Every entry below must appear again, exactly as written.

Rows >>
* * * * * * * * *

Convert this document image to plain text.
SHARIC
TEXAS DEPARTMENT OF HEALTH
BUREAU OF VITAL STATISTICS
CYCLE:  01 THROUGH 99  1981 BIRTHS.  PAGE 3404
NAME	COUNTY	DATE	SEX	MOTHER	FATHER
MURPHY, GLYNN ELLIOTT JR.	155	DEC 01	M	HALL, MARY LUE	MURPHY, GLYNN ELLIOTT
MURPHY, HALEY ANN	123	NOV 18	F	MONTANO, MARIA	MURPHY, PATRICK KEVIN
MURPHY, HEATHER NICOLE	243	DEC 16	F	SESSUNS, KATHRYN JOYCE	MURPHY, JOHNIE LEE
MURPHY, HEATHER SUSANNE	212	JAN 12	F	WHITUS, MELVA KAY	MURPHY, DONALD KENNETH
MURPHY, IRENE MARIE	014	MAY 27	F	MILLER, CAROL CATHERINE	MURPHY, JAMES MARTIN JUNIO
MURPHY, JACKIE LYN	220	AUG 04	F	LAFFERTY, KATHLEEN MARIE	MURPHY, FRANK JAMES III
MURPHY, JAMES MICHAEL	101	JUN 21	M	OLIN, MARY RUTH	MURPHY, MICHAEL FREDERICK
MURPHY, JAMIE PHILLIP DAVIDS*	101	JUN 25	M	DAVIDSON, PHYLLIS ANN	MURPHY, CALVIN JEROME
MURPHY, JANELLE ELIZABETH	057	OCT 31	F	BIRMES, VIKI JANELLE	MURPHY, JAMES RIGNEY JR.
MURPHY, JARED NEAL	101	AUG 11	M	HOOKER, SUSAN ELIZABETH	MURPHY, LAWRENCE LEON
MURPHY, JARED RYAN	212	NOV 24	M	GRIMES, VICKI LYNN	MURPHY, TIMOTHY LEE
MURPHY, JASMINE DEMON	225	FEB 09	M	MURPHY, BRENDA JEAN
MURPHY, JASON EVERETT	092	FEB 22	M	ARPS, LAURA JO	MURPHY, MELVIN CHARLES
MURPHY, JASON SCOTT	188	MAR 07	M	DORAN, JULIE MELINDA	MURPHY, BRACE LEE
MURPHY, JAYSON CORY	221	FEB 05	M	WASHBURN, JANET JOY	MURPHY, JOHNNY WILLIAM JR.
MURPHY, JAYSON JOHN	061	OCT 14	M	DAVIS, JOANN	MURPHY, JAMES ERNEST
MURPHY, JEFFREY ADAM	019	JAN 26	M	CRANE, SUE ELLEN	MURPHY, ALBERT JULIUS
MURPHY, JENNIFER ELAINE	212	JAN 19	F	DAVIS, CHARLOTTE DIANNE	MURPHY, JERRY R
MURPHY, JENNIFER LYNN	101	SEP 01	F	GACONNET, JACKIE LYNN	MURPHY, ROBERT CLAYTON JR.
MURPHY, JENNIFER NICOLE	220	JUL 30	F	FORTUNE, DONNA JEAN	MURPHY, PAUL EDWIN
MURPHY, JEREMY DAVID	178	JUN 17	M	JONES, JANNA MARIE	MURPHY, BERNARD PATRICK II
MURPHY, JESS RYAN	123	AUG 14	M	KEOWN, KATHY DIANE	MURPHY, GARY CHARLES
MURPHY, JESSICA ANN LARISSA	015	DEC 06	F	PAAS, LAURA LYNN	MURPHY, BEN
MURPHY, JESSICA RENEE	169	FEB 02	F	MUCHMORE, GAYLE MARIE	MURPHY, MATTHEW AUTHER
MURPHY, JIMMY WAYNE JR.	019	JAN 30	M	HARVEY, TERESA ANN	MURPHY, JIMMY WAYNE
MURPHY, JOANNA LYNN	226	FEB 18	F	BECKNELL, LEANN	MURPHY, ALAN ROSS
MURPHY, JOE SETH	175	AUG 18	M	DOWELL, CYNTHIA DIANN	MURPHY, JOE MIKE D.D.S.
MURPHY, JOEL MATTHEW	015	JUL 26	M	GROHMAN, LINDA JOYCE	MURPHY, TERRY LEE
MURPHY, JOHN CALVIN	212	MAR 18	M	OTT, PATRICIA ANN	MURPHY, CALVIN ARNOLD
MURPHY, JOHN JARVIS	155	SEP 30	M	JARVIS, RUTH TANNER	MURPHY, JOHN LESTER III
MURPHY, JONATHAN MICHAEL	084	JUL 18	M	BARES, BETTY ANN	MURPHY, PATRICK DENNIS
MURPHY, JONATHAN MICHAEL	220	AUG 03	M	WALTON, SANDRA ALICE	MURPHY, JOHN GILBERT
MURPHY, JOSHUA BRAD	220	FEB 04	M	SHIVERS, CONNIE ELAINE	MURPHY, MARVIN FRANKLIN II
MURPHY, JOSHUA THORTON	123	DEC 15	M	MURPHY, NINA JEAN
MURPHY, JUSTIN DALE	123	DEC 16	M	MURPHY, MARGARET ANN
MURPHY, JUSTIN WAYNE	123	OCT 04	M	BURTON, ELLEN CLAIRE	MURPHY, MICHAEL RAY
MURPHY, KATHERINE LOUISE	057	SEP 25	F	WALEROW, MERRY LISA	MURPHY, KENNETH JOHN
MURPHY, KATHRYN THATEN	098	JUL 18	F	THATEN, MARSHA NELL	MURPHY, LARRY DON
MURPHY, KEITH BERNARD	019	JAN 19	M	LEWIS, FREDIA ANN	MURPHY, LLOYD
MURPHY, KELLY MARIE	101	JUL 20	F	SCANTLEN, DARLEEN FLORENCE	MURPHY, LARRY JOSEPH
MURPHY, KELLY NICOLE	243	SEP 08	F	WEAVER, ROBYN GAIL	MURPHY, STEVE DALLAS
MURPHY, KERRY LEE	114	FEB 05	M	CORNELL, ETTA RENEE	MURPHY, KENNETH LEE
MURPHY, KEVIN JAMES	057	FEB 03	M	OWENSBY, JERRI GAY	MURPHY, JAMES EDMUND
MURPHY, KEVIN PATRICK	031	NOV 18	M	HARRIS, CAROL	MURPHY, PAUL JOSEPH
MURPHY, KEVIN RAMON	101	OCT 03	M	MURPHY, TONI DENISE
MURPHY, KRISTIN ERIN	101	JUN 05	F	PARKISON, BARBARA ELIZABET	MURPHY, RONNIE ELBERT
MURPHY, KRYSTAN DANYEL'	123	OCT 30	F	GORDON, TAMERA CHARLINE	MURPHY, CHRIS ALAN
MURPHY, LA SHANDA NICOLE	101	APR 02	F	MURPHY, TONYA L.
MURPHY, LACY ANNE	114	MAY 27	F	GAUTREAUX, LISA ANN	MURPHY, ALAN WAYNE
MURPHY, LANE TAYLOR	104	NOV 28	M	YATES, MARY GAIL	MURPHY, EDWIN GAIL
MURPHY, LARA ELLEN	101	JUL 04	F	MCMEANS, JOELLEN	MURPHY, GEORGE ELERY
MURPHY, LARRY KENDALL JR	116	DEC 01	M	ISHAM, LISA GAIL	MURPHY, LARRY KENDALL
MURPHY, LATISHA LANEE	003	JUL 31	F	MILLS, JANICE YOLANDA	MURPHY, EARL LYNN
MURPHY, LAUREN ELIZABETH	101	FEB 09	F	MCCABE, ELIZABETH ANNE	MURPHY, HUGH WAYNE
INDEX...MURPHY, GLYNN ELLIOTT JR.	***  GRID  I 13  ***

* * * * * * * * *

The response >>
Convert this document image to plain text.
SHARIC
TEXAS DEPARTMENT OF HEALTH
BUREAU OF VITAL STATISTICS
CYCLE:  01 THROUGH 99  1981 BIRTHS.  PAGE 3404
NAME	COUNTY	DATE	SEX	MOTHER	FATHER
MURPHY, GLYNN ELLIOTT JR.	155	DEC 01	M	HALL, MARY LUE	MURPHY, GLYNN ELLIOTT
MURPHY, HALEY ANN	123	NOV 18	F	MONTANO, MARIA	MURPHY, PATRICK KEVIN
MURPHY, HEATHER NICOLE	243	DEC 16	F	SESSUNS, KATHRYN JOYCE	MURPHY, JOHNIE LEE
MURPHY, HEATHER SUSANNE	212	JAN 12	F	WHITUS, MELVA KAY	MURPHY, DONALD KENNETH
MURPHY, IRENE MARIE	014	MAY 27	F	MILLER, CAROL CATHERINE	MURPHY, JAMES MARTIN JUNIO
MURPHY, JACKIE LYN	220	AUG 04	F	LAFFERTY, KATHLEEN MARIE	MURPHY, FRANK JAMES III
MURPHY, JAMES MICHAEL	101	JUN 21	M	OLIN, MARY RUTH	MURPHY, MICHAEL FREDERICK
MURPHY, JAMIE PHILLIP DAVIDS*	101	JUN 25	M	DAVIDSON, PHYLLIS ANN	MURPHY, CALVIN JEROME
MURPHY, JANELLE ELIZABETH	057	OCT 31	F	BIRMES, VIKI JANELLE	MURPHY, JAMES RIGNEY JR.
MURPHY, JARED NEAL	101	AUG 11	M	HOOKER, SUSAN ELIZABETH	MURPHY, LAWRENCE LEON
MURPHY, JARED RYAN	212	NOV 24	M	GRIMES, VICKI LYNN	MURPHY, TIMOTHY LEE
MURPHY, JASMINE DEMON	225	FEB 09	M	MURPHY, BRENDA JEAN
MURPHY, JASON EVERETT	092	FEB 22	M	ARPS, LAURA JO	MURPHY, MELVIN CHARLES
MURPHY, JASON SCOTT	188	MAR 07	M	DORAN, JULIE MELINDA	MURPHY, BRACE LEE
MURPHY, JAYSON CORY	221	FEB 05	M	WASHBURN, JANET JOY	MURPHY, JOHNNY WILLIAM JR.
MURPHY, JAYSON JOHN	061	OCT 14	M	DAVIS, JOANN	MURPHY, JAMES ERNEST
MURPHY, JEFFREY ADAM	019	JAN 26	M	CRANE, SUE ELLEN	MURPHY, ALBERT JULIUS
MURPHY, JENNIFER ELAINE	212	JAN 19	F	DAVIS, CHARLOTTE DIANNE	MURPHY, JERRY R
MURPHY, JENNIFER LYNN	101	SEP 01	F	GACONNET, JACKIE LYNN	MURPHY, ROBERT CLAYTON JR.
MURPHY, JENNIFER NICOLE	220	JUL 30	F	FORTUNE, DONNA JEAN	MURPHY, PAUL EDWIN
MURPHY, JEREMY DAVID	178	JUN 17	M	JONES, JANNA MARIE	MURPHY, BERNARD PATRICK II
MURPHY, JESS RYAN	123	AUG 14	M	KEOWN, KATHY DIANE	MURPHY, GARY CHARLES
MURPHY, JESSICA ANN LARISSA	015	DEC 06	F	PAAS, LAURA LYNN	MURPHY, BEN
MURPHY, JESSICA RENEE	169	FEB 02	F	MUCHMORE, GAYLE MARIE	MURPHY, MATTHEW AUTHER
MURPHY, JIMMY WAYNE JR.	019	JAN 30	M	HARVEY, TERESA ANN	MURPHY, JIMMY WAYNE
MURPHY, JOANNA LYNN	226	FEB 18	F	BECKNELL, LEANN	MURPHY, ALAN ROSS
MURPHY, JOE SETH	175	AUG 18	M	DOWELL, CYNTHIA DIANN	MURPHY, JOE MIKE D.D.S.
MURPHY, JOEL MATTHEW	015	JUL 26	M	GROHMAN, LINDA JOYCE	MURPHY, TERRY LEE
MURPHY, JOHN CALVIN	212	MAR 18	M	OTT, PATRICIA ANN	MURPHY, CALVIN ARNOLD
MURPHY, JOHN JARVIS	155	SEP 30	M	JARVIS, RUTH TANNER	MURPHY, JOHN LESTER III
MURPHY, JONATHAN MICHAEL	084	JUL 18	M	BARES, BETTY ANN	MURPHY, PATRICK DENNIS
MURPHY, JONATHAN MICHAEL	220	AUG 03	M	WALTON, SANDRA ALICE	MURPHY, JOHN GILBERT
MURPHY, JOSHUA BRAD	220	FEB 04	M	SHIVERS, CONNIE ELAINE	MURPHY, MARVIN FRANKLIN II
MURPHY, JOSHUA THORTON	123	DEC 15	M	MURPHY, NINA JEAN
MURPHY, JUSTIN DALE	123	DEC 16	M	MURPHY, MARGARET ANN
MURPHY, JUSTIN WAYNE	123	OCT 04	M	BURTON, ELLEN CLAIRE	MURPHY, MICHAEL RAY
MURPHY, KATHERINE LOUISE	057	SEP 25	F	WALEROW, MERRY LISA	MURPHY, KENNETH JOHN
MURPHY, KATHRYN THATEN	098	JUL 18	F	THATEN, MARSHA NELL	MURPHY, LARRY DON
MURPHY, KEITH BERNARD	019	JAN 19	M	LEWIS, FREDIA ANN	MURPHY, LLOYD
MURPHY, KELLY MARIE	101	JUL 20	F	SCANTLEN, DARLEEN FLORENCE	MURPHY, LARRY JOSEPH
MURPHY, KELLY NICOLE	243	SEP 08	F	WEAVER, ROBYN GAIL	MURPHY, STEVE DALLAS
MURPHY, KERRY LEE	114	FEB 05	M	CORNELL, ETTA RENEE	MURPHY, KENNETH LEE
MURPHY, KEVIN JAMES	057	FEB 03	M	OWENSBY, JERRI GAY	MURPHY, JAMES EDMUND
MURPHY, KEVIN PATRICK	031	NOV 18	M	HARRIS, CAROL	MURPHY, PAUL JOSEPH
MURPHY, KEVIN RAMON	101	OCT 03	M	MURPHY, TONI DENISE
MURPHY, KRISTIN ERIN	101	JUN 05	F	PARKISON, BARBARA ELIZABET	MURPHY, RONNIE ELBERT
MURPHY, KRYSTAN DANYEL'	123	OCT 30	F	GORDON, TAMERA CHARLINE	MURPHY, CHRIS ALAN
MURPHY, LA SHANDA NICOLE	101	APR 02	F	MURPHY, TONYA L.
MURPHY, LACY ANNE	114	MAY 27	F	GAUTREAUX, LISA ANN	MURPHY, ALAN WAYNE
MURPHY, LANE TAYLOR	104	NOV 28	M	YATES, MARY GAIL	MURPHY, EDWIN GAIL
MURPHY, LARA ELLEN	101	JUL 04	F	MCMEANS, JOELLEN	MURPHY, GEORGE ELERY
MURPHY, LARRY KENDALL JR	116	DEC 01	M	ISHAM, LISA GAIL	MURPHY, LARRY KENDALL
MURPHY, LATISHA LANEE	003	JUL 31	F	MILLS, JANICE YOLANDA	MURPHY, EARL LYNN
MURPHY, LAUREN ELIZABETH	101	FEB 09	F	MCCABE, ELIZABETH ANNE	MURPHY, HUGH WAYNE
INDEX...MURPHY, GLYNN ELLIOTT JR.	***  GRID  I 13  ***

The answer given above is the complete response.